— Start MATERIAL FOR THE TASK —

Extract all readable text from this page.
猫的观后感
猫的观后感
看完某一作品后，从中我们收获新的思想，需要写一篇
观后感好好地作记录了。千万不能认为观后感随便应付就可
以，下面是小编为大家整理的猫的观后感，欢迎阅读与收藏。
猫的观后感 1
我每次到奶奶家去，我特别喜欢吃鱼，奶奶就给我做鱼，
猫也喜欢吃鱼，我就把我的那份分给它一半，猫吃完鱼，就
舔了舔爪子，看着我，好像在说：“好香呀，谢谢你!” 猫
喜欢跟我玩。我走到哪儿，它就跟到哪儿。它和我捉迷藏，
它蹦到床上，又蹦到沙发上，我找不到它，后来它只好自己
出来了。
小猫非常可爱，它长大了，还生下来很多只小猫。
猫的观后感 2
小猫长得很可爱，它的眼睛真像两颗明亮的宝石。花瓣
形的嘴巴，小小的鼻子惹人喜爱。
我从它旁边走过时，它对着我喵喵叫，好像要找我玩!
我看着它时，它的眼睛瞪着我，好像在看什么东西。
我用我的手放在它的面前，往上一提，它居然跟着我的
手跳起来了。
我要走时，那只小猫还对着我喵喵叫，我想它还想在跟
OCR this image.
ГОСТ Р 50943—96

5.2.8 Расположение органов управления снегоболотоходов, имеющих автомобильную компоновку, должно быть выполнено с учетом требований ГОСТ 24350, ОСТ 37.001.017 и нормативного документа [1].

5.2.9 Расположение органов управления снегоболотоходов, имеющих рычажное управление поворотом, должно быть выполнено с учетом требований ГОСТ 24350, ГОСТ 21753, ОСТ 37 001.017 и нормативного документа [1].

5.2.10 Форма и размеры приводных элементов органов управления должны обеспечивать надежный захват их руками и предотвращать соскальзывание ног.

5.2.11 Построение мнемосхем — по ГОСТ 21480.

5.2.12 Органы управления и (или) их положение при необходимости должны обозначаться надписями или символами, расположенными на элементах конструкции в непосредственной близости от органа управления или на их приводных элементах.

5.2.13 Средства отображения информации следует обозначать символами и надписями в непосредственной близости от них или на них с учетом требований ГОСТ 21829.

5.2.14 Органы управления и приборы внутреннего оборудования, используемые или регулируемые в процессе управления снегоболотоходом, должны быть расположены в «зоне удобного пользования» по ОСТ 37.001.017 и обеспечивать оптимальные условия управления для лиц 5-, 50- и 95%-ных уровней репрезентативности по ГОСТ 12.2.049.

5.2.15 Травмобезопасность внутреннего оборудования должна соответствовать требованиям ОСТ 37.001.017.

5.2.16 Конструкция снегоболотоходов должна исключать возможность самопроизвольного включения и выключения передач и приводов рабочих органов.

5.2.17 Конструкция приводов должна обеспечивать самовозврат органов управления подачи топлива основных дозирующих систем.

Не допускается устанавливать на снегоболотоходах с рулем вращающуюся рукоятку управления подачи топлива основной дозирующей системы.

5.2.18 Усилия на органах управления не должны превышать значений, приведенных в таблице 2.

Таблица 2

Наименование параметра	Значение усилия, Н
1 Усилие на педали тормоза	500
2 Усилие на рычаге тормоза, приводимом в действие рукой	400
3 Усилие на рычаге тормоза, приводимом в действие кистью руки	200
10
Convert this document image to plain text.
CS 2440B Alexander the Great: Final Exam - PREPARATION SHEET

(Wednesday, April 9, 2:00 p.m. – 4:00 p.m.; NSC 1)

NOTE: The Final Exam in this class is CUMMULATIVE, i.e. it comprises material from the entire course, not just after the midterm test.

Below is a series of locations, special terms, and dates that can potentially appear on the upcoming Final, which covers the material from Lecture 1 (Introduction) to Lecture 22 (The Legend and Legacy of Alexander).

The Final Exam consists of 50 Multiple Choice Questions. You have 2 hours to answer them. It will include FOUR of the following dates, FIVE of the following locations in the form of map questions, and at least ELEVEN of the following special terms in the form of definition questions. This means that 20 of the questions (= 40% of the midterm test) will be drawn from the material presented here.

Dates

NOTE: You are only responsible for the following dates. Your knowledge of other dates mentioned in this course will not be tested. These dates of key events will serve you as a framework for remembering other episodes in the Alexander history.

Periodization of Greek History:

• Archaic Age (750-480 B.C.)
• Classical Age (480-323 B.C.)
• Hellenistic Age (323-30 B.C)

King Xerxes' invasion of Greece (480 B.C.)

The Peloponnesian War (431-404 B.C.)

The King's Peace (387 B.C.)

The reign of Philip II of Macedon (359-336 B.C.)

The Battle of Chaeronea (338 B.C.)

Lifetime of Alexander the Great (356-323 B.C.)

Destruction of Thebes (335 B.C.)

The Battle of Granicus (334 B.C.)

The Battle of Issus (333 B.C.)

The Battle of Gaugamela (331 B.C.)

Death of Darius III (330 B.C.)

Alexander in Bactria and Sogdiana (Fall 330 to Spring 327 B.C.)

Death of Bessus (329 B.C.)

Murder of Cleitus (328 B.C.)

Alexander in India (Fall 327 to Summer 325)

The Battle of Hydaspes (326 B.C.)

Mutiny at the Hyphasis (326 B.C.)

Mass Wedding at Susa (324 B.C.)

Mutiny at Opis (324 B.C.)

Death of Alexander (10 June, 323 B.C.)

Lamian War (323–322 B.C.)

— End MATERIAL FOR THE TASK —

— THE TASK —
Pick out the lines that include the word "Exam" and write them out.

— FINAL RESULT —
CS 2440B Alexander the Great: Final Exam - PREPARATION SHEET
NOTE: The Final Exam in this class is CUMMULATIVE, i.e. it comprises material from the entire course, not just after the midterm test.
The Final Exam consists of 50 Multiple Choice Questions. You have 2 hours to answer them. It will include FOUR of the following dates, FIVE of the following locations in the form of map questions, and at least ELEVEN of the following special terms in the form of definition questions. This means that 20 of the questions (= 40% of the midterm test) will be drawn from the material presented here.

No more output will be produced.